What the exercise asks: Out of all the lines below, count those with the word "type". Give the number only.

Given records:
______

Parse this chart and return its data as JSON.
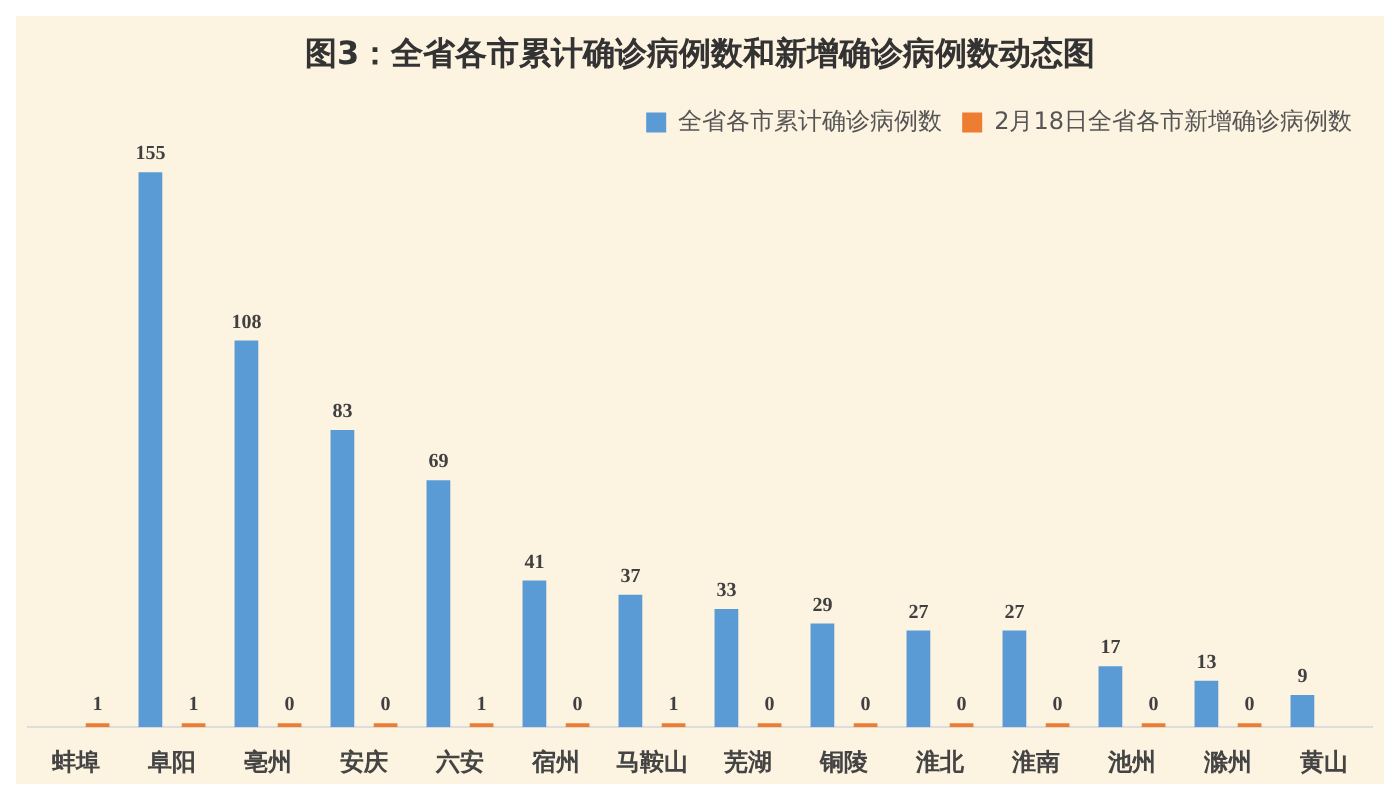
{
  "chart_data": {
    "type": "bar",
    "title": "图3：全省各市累计确诊病例数和新增确诊病例数动态图",
    "categories": [
      "蚌埠",
      "阜阳",
      "亳州",
      "安庆",
      "六安",
      "宿州",
      "马鞍山",
      "芜湖",
      "铜陵",
      "淮北",
      "淮南",
      "池州",
      "滁州",
      "黄山"
    ],
    "series": [
      {
        "name": "全省各市累计确诊病例数",
        "color": "#5b9bd5",
        "values": [
          null,
          155,
          108,
          83,
          69,
          41,
          37,
          33,
          29,
          27,
          27,
          17,
          13,
          9
        ]
      },
      {
        "name": "2月18日全省各市新增确诊病例数",
        "color": "#ed7d31",
        "values": [
          1,
          1,
          0,
          0,
          1,
          0,
          1,
          0,
          0,
          0,
          0,
          0,
          0,
          null
        ]
      }
    ],
    "data_labels": true,
    "legend": "top right",
    "grid": false
  }
}
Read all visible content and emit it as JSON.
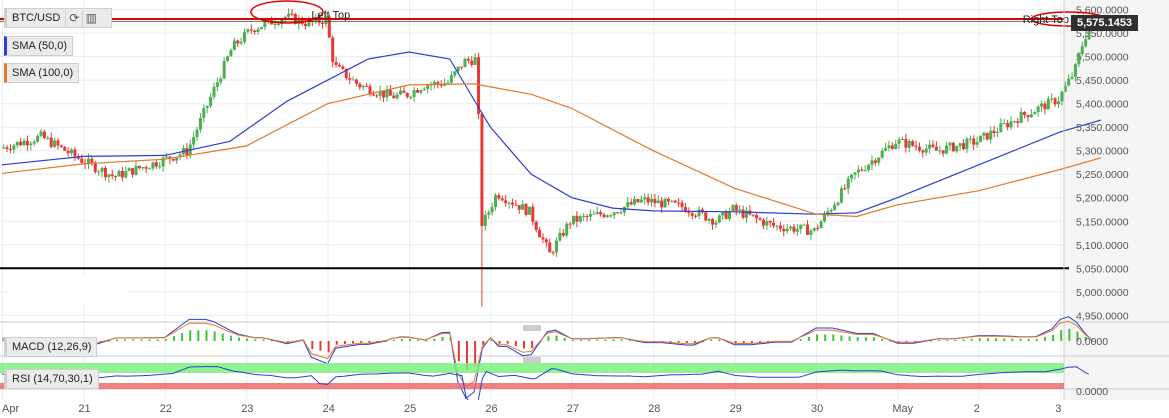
{
  "header": {
    "symbol": "BTC/USD",
    "reload_icon": "refresh-icon",
    "bars_icon": "bar-chart-icon"
  },
  "legend": {
    "sma50": "SMA (50,0)",
    "sma100": "SMA (100,0)",
    "macd": "MACD (12,26,9)",
    "rsi": "RSI (14,70,30,1)"
  },
  "price_tag": "5,575.1453",
  "colors": {
    "up": "#4caf50",
    "down": "#e53935",
    "sma50": "#2c3fd1",
    "sma100": "#e07a2f",
    "annotation": "#e00000",
    "support": "#000000",
    "rsi_band_high": "#7cf07c",
    "rsi_band_low": "#f06a6a"
  },
  "chart_data": {
    "type": "candlestick",
    "symbol": "BTC/USD",
    "y_ticks": [
      "5,600.0000",
      "5,550.0000",
      "5,500.0000",
      "5,450.0000",
      "5,400.0000",
      "5,350.0000",
      "5,300.0000",
      "5,250.0000",
      "5,200.0000",
      "5,150.0000",
      "5,100.0000",
      "5,050.0000",
      "5,000.0000",
      "4,950.0000"
    ],
    "ylim": [
      4940,
      5612
    ],
    "x_ticks": [
      "Apr",
      "21",
      "22",
      "23",
      "24",
      "25",
      "26",
      "27",
      "28",
      "29",
      "30",
      "May",
      "2",
      "3"
    ],
    "close_anchors": [
      {
        "x": 0,
        "y": 5305
      },
      {
        "x": 0.5,
        "y": 5330
      },
      {
        "x": 1,
        "y": 5280
      },
      {
        "x": 1.4,
        "y": 5245
      },
      {
        "x": 2,
        "y": 5280
      },
      {
        "x": 2.3,
        "y": 5300
      },
      {
        "x": 2.6,
        "y": 5420
      },
      {
        "x": 2.85,
        "y": 5520
      },
      {
        "x": 3.1,
        "y": 5560
      },
      {
        "x": 3.5,
        "y": 5585
      },
      {
        "x": 3.8,
        "y": 5570
      },
      {
        "x": 4.0,
        "y": 5580
      },
      {
        "x": 4.1,
        "y": 5480
      },
      {
        "x": 4.4,
        "y": 5440
      },
      {
        "x": 4.8,
        "y": 5415
      },
      {
        "x": 5.0,
        "y": 5420
      },
      {
        "x": 5.2,
        "y": 5440
      },
      {
        "x": 5.5,
        "y": 5445
      },
      {
        "x": 5.7,
        "y": 5490
      },
      {
        "x": 5.85,
        "y": 5495
      },
      {
        "x": 5.92,
        "y": 5140
      },
      {
        "x": 6.1,
        "y": 5210
      },
      {
        "x": 6.5,
        "y": 5170
      },
      {
        "x": 6.75,
        "y": 5080
      },
      {
        "x": 7.0,
        "y": 5150
      },
      {
        "x": 7.5,
        "y": 5170
      },
      {
        "x": 7.9,
        "y": 5195
      },
      {
        "x": 8.4,
        "y": 5180
      },
      {
        "x": 8.8,
        "y": 5150
      },
      {
        "x": 9.0,
        "y": 5175
      },
      {
        "x": 9.5,
        "y": 5140
      },
      {
        "x": 10.0,
        "y": 5130
      },
      {
        "x": 10.5,
        "y": 5250
      },
      {
        "x": 11.0,
        "y": 5320
      },
      {
        "x": 11.5,
        "y": 5300
      },
      {
        "x": 12.0,
        "y": 5320
      },
      {
        "x": 12.5,
        "y": 5370
      },
      {
        "x": 13.0,
        "y": 5410
      },
      {
        "x": 13.2,
        "y": 5470
      },
      {
        "x": 13.3,
        "y": 5530
      },
      {
        "x": 13.4,
        "y": 5575
      }
    ],
    "series": [
      {
        "name": "SMA (50,0)",
        "values": [
          [
            0,
            5270
          ],
          [
            1,
            5288
          ],
          [
            2,
            5290
          ],
          [
            2.8,
            5320
          ],
          [
            3.5,
            5405
          ],
          [
            4.5,
            5495
          ],
          [
            5.0,
            5510
          ],
          [
            5.5,
            5495
          ],
          [
            6.0,
            5350
          ],
          [
            6.5,
            5250
          ],
          [
            7.0,
            5200
          ],
          [
            7.5,
            5178
          ],
          [
            8.0,
            5172
          ],
          [
            9.0,
            5170
          ],
          [
            10.0,
            5165
          ],
          [
            10.5,
            5168
          ],
          [
            11.0,
            5200
          ],
          [
            12.0,
            5270
          ],
          [
            13.0,
            5340
          ],
          [
            13.5,
            5365
          ]
        ]
      },
      {
        "name": "SMA (100,0)",
        "values": [
          [
            0,
            5252
          ],
          [
            1,
            5272
          ],
          [
            2,
            5282
          ],
          [
            3,
            5310
          ],
          [
            4,
            5400
          ],
          [
            5,
            5440
          ],
          [
            5.8,
            5442
          ],
          [
            6.5,
            5420
          ],
          [
            7,
            5390
          ],
          [
            8,
            5300
          ],
          [
            9,
            5220
          ],
          [
            10,
            5165
          ],
          [
            10.5,
            5160
          ],
          [
            11,
            5185
          ],
          [
            12,
            5215
          ],
          [
            13,
            5260
          ],
          [
            13.5,
            5285
          ]
        ]
      }
    ],
    "hlines": [
      {
        "y": 5580,
        "label": ""
      },
      {
        "y": 5050,
        "label": ""
      }
    ],
    "annotations": [
      {
        "text": "Left Top",
        "x": 3.8,
        "y": 5590
      },
      {
        "text": "Right Top",
        "x": 13.35,
        "y": 5580
      }
    ],
    "indicators": {
      "macd_tick": "0.0000",
      "rsi_tick": "0.0000"
    }
  }
}
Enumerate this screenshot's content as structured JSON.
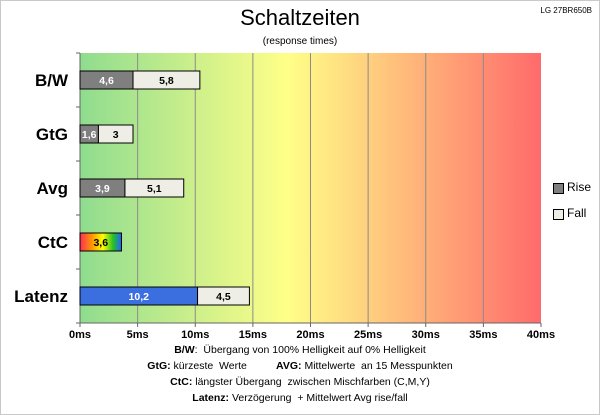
{
  "header": {
    "title": "Schaltzeiten",
    "subtitle": "(response times)",
    "model": "LG 27BR650B"
  },
  "chart_data": {
    "type": "bar",
    "orientation": "horizontal",
    "stacked": true,
    "categories": [
      "B/W",
      "GtG",
      "Avg",
      "CtC",
      "Latenz"
    ],
    "series": [
      {
        "name": "Rise",
        "values": [
          4.6,
          1.6,
          3.9,
          3.6,
          10.2
        ],
        "labels": [
          "4,6",
          "1,6",
          "3,9",
          "3,6",
          "10,2"
        ]
      },
      {
        "name": "Fall",
        "values": [
          5.8,
          3,
          5.1,
          null,
          4.5
        ],
        "labels": [
          "5,8",
          "3",
          "5,1",
          "",
          "4,5"
        ]
      }
    ],
    "xlim": [
      0,
      40
    ],
    "xticks": [
      0,
      5,
      10,
      15,
      20,
      25,
      30,
      35,
      40
    ],
    "xtick_labels": [
      "0ms",
      "5ms",
      "10ms",
      "15ms",
      "20ms",
      "25ms",
      "30ms",
      "35ms",
      "40ms"
    ],
    "grid": true,
    "legend": "right",
    "background": "gradient green-yellow-red",
    "colors": {
      "rise": "#7f7f7f",
      "fall": "#efeee6",
      "latenz_rise": "#3b6fe0",
      "grad_start": "#8fdc8f",
      "grad_mid": "#ffff88",
      "grad_end": "#ff6b6b"
    }
  },
  "legend": {
    "rise_label": "Rise",
    "fall_label": "Fall"
  },
  "footer": {
    "l1_key": "B/W",
    "l1_text": ":  Übergang von 100% Helligkeit auf 0% Helligkeit",
    "l2_key1": "GtG:",
    "l2_text1": " kürzeste  Werte          ",
    "l2_key2": "AVG:",
    "l2_text2": " Mittelwerte  an 15 Messpunkten",
    "l3_key": "CtC:",
    "l3_text": " längster Übergang  zwischen Mischfarben (C,M,Y)",
    "l4_key": "Latenz:",
    "l4_text": " Verzögerung  + Mittelwert Avg rise/fall"
  }
}
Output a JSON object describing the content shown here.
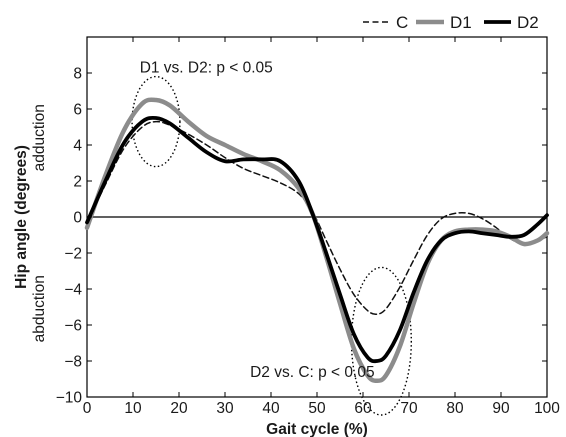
{
  "chart_data": {
    "type": "line",
    "xlabel": "Gait cycle (%)",
    "ylabel": "Hip angle (degrees)",
    "ylabel_top": "adduction",
    "ylabel_bottom": "abduction",
    "xlim": [
      0,
      100
    ],
    "ylim": [
      -10,
      10
    ],
    "xticks": [
      0,
      10,
      20,
      30,
      40,
      50,
      60,
      70,
      80,
      90,
      100
    ],
    "yticks": [
      -10,
      -8,
      -6,
      -4,
      -2,
      0,
      2,
      4,
      6,
      8
    ],
    "grid": false,
    "legend_position": "top-right",
    "zero_line": true,
    "annotations": [
      {
        "text": "D1 vs. D2: p < 0.05",
        "x": 14.5,
        "y": 8.3
      },
      {
        "text": "D2 vs. C: p < 0.05",
        "x": 38.5,
        "y": -8.6
      }
    ],
    "ellipses": [
      {
        "cx": 15,
        "cy": 5.3,
        "rx": 5.2,
        "ry": 2.5
      },
      {
        "cx": 64,
        "cy": -6.9,
        "rx": 6.5,
        "ry": 4.1
      }
    ],
    "series": [
      {
        "name": "C",
        "color": "#111111",
        "style": "dashed",
        "x": [
          0,
          4,
          8,
          12,
          15,
          18,
          22,
          26,
          30,
          34,
          38,
          42,
          46,
          49,
          52,
          55,
          58,
          61,
          63,
          65,
          68,
          71,
          74,
          77,
          80,
          83,
          86,
          89,
          92,
          95,
          98,
          100
        ],
        "y": [
          -0.3,
          1.8,
          3.8,
          5.0,
          5.3,
          5.1,
          4.6,
          4.0,
          3.3,
          2.7,
          2.3,
          1.9,
          1.3,
          0.3,
          -1.3,
          -2.9,
          -4.3,
          -5.2,
          -5.4,
          -5.1,
          -3.9,
          -2.4,
          -1.0,
          -0.1,
          0.2,
          0.2,
          -0.1,
          -0.6,
          -1.2,
          -1.5,
          -1.3,
          -1.1
        ]
      },
      {
        "name": "D1",
        "color": "#8c8c8c",
        "style": "solid",
        "x": [
          0,
          4,
          8,
          12,
          15,
          18,
          22,
          26,
          30,
          34,
          38,
          42,
          46,
          49,
          52,
          55,
          58,
          61,
          63,
          65,
          68,
          71,
          74,
          77,
          80,
          83,
          86,
          89,
          92,
          95,
          98,
          100
        ],
        "y": [
          -0.6,
          2.3,
          4.8,
          6.3,
          6.5,
          6.2,
          5.3,
          4.5,
          4.0,
          3.5,
          3.1,
          2.6,
          1.6,
          0.2,
          -2.2,
          -4.8,
          -7.3,
          -8.8,
          -9.1,
          -8.8,
          -7.2,
          -4.8,
          -2.6,
          -1.3,
          -0.8,
          -0.7,
          -0.7,
          -0.8,
          -1.1,
          -1.5,
          -1.3,
          -0.9
        ]
      },
      {
        "name": "D2",
        "color": "#000000",
        "style": "solid",
        "x": [
          0,
          4,
          8,
          12,
          15,
          18,
          22,
          26,
          30,
          34,
          38,
          42,
          46,
          49,
          52,
          55,
          58,
          61,
          63,
          65,
          68,
          71,
          74,
          77,
          80,
          83,
          86,
          89,
          92,
          95,
          98,
          100
        ],
        "y": [
          -0.3,
          2.0,
          4.1,
          5.3,
          5.5,
          5.2,
          4.4,
          3.6,
          3.1,
          3.2,
          3.2,
          3.1,
          2.0,
          0.2,
          -2.0,
          -4.3,
          -6.5,
          -7.8,
          -8.0,
          -7.7,
          -6.3,
          -4.2,
          -2.4,
          -1.3,
          -0.9,
          -0.8,
          -0.9,
          -1.0,
          -1.1,
          -1.0,
          -0.4,
          0.1
        ]
      }
    ]
  }
}
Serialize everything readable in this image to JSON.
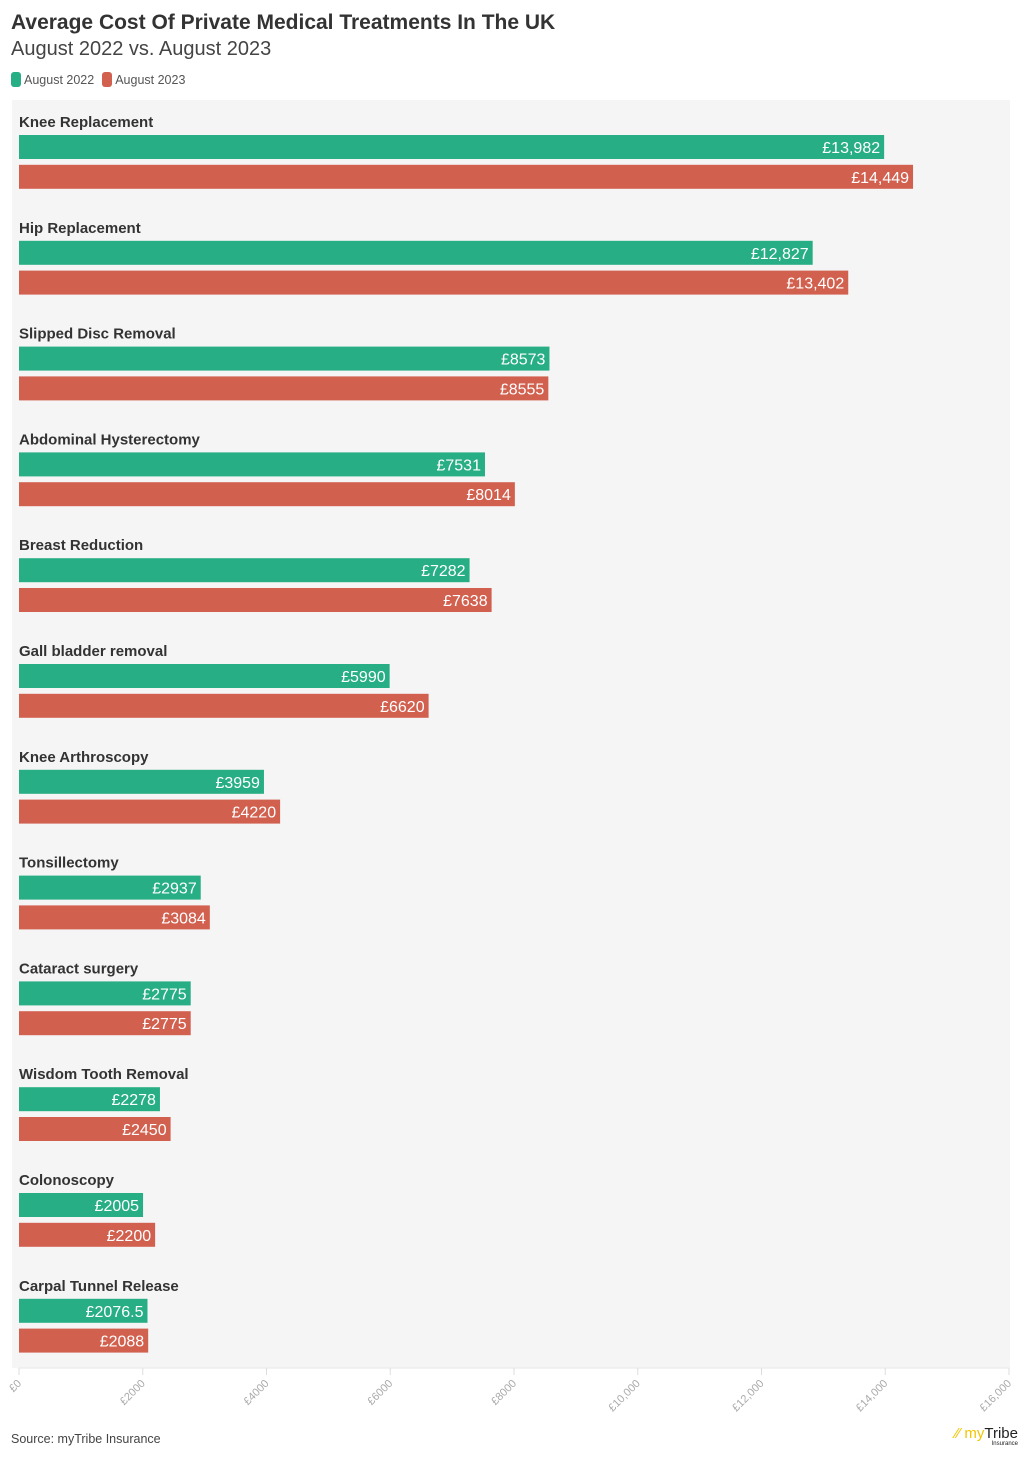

______

The output: 4